From the listing below, select every line where the word "thumb" appears.

■ **Extracted material**:
-*-*-
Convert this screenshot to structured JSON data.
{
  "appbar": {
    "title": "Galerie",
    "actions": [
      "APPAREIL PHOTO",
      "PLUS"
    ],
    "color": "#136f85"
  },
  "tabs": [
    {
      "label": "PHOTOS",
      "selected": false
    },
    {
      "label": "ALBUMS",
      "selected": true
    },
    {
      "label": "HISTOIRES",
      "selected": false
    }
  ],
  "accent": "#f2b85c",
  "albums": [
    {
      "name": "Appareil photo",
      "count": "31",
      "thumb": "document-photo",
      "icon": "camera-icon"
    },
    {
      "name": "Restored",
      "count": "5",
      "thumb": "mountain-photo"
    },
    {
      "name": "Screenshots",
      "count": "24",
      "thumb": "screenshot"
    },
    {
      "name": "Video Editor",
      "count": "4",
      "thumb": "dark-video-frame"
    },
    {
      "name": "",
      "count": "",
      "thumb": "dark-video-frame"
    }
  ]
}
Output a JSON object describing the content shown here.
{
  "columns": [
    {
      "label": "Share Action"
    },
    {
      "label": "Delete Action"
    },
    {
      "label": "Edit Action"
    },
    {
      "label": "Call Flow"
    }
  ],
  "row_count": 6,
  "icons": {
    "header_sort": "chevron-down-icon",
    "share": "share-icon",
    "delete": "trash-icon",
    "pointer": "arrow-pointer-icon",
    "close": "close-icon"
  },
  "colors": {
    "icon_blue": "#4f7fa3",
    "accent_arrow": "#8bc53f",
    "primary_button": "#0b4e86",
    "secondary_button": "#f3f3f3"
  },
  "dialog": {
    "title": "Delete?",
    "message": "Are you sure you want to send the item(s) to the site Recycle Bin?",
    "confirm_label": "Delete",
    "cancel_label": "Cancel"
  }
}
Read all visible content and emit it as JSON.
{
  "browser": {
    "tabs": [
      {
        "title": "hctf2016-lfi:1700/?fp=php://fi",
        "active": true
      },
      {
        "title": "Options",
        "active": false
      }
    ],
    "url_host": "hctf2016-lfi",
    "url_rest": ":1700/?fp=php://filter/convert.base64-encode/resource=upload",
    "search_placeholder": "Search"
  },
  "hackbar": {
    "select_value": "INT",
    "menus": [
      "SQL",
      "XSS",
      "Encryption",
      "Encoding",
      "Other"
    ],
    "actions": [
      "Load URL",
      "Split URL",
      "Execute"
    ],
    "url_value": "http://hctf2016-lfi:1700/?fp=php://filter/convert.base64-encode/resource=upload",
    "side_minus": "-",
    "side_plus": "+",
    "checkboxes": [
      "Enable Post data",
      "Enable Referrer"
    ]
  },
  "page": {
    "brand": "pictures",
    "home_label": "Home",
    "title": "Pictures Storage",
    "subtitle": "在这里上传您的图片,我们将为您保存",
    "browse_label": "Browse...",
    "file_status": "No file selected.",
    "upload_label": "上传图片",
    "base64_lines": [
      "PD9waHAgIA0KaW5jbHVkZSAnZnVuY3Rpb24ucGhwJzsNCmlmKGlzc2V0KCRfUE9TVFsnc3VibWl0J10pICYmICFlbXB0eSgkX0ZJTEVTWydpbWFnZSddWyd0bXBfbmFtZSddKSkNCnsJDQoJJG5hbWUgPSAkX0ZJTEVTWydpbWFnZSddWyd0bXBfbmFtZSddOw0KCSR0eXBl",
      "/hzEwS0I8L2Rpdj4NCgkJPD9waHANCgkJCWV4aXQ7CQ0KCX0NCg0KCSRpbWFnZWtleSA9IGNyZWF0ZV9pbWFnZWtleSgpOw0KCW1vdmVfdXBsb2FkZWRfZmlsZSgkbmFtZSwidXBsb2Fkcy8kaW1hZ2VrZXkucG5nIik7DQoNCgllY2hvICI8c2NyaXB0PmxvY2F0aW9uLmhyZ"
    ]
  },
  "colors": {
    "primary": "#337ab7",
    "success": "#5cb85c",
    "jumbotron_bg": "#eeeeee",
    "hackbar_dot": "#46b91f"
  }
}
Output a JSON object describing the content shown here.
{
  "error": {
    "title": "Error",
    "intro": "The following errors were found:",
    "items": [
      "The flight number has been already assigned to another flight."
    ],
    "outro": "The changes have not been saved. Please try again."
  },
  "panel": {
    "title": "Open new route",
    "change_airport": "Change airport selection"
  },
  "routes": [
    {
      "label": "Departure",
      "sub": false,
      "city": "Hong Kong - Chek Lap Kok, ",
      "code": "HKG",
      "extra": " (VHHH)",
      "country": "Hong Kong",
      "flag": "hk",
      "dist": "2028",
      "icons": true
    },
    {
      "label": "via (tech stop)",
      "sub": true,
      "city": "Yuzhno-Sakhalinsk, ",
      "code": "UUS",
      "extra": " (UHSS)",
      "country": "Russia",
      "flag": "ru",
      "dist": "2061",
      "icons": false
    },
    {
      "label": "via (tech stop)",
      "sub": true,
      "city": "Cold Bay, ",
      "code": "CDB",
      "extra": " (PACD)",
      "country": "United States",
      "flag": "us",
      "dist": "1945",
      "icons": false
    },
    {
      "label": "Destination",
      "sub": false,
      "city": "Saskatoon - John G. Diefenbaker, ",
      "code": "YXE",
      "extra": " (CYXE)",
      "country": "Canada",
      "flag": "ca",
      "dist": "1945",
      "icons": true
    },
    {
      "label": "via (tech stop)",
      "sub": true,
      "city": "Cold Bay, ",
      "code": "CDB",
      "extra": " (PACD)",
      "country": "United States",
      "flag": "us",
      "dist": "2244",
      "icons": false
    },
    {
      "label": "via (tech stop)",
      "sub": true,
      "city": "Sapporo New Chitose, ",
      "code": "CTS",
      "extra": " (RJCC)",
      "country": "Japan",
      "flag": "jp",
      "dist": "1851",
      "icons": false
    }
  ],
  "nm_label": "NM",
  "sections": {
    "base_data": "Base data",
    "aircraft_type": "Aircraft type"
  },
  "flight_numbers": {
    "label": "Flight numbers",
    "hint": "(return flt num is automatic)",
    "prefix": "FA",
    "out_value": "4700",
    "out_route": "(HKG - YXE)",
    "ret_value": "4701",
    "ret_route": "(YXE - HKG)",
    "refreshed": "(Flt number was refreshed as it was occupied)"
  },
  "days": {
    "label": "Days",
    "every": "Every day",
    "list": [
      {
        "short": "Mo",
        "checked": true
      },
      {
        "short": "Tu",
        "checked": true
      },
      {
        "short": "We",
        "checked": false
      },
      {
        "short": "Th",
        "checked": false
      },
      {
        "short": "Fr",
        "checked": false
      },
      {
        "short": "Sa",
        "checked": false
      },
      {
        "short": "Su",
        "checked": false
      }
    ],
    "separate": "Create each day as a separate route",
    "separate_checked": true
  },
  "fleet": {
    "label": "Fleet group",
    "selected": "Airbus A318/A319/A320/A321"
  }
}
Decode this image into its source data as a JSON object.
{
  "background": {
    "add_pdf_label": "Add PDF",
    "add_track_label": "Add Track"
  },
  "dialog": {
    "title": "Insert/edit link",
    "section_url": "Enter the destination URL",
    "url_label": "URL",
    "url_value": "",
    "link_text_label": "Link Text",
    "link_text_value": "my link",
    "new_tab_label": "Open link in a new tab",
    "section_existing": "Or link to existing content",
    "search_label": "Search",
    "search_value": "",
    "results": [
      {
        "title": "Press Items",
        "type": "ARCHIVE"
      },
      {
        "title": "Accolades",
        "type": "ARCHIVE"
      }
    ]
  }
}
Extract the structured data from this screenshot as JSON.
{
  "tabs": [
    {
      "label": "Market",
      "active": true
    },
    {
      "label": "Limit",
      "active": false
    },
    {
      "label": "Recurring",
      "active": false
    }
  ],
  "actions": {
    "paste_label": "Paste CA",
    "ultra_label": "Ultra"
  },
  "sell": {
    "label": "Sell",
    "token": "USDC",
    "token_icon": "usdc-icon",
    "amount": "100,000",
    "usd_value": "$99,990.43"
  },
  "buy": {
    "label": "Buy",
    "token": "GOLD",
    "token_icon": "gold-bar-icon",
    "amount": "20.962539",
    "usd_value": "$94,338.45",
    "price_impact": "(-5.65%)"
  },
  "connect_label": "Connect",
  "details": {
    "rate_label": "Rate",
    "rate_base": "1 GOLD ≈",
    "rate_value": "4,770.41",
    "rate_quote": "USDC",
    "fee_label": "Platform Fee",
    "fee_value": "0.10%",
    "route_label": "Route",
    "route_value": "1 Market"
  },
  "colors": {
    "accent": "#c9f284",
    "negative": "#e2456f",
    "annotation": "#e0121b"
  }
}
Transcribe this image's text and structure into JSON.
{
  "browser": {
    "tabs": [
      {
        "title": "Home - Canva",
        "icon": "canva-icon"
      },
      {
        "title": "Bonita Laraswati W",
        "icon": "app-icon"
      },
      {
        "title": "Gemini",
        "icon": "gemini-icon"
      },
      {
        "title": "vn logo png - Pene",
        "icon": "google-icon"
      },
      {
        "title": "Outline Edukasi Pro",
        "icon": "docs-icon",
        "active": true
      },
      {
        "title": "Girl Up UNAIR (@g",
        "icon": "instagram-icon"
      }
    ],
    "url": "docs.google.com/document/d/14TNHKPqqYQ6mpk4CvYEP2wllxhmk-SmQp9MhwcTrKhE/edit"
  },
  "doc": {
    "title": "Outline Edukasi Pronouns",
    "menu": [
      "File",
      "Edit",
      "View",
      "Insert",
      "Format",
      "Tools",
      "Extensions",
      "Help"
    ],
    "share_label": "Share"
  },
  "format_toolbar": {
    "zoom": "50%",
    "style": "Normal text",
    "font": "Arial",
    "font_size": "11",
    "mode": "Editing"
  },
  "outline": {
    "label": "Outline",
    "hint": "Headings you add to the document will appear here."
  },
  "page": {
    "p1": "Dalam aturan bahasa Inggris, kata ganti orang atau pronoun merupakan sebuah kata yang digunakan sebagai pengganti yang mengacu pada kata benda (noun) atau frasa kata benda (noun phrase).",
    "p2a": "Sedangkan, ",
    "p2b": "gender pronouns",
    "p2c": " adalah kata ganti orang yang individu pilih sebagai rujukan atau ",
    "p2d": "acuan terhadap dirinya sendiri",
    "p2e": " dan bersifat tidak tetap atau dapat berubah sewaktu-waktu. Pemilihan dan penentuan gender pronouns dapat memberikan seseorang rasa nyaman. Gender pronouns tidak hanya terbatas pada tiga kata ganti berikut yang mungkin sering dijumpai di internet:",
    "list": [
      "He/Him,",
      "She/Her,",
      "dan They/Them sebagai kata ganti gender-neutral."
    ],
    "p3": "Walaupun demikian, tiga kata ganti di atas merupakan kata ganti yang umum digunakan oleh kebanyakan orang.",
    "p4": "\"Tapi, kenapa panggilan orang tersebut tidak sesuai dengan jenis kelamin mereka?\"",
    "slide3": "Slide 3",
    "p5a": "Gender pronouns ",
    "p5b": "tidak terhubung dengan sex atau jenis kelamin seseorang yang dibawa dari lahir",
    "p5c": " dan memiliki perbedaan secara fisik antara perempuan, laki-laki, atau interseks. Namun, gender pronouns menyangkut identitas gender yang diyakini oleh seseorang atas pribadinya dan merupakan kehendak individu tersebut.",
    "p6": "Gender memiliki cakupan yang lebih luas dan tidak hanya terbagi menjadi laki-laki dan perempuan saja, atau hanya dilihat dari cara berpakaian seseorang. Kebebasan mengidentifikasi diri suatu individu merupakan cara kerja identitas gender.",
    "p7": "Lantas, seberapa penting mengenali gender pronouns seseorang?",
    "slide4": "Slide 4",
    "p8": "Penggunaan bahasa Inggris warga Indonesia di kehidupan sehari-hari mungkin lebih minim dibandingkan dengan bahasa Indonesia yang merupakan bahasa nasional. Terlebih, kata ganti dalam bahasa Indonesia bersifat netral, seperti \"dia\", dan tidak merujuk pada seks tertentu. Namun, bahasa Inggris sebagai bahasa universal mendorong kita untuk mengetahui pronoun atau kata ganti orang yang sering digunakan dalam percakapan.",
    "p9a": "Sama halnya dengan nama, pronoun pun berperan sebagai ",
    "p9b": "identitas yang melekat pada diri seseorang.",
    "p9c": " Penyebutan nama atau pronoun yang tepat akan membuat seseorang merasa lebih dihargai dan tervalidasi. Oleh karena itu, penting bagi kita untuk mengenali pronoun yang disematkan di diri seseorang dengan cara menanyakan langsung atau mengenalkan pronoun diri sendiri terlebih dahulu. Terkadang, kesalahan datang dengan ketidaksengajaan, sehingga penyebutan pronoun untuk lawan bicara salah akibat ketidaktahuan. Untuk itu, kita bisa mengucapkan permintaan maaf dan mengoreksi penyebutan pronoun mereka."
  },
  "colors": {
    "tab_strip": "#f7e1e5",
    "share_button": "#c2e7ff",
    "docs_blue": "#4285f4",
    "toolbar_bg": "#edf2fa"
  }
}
-*-*-
■ **Written solution**:
      "thumb": "document-photo",
      "thumb": "mountain-photo"
      "thumb": "screenshot"
      "thumb": "dark-video-frame"
      "thumb": "dark-video-frame"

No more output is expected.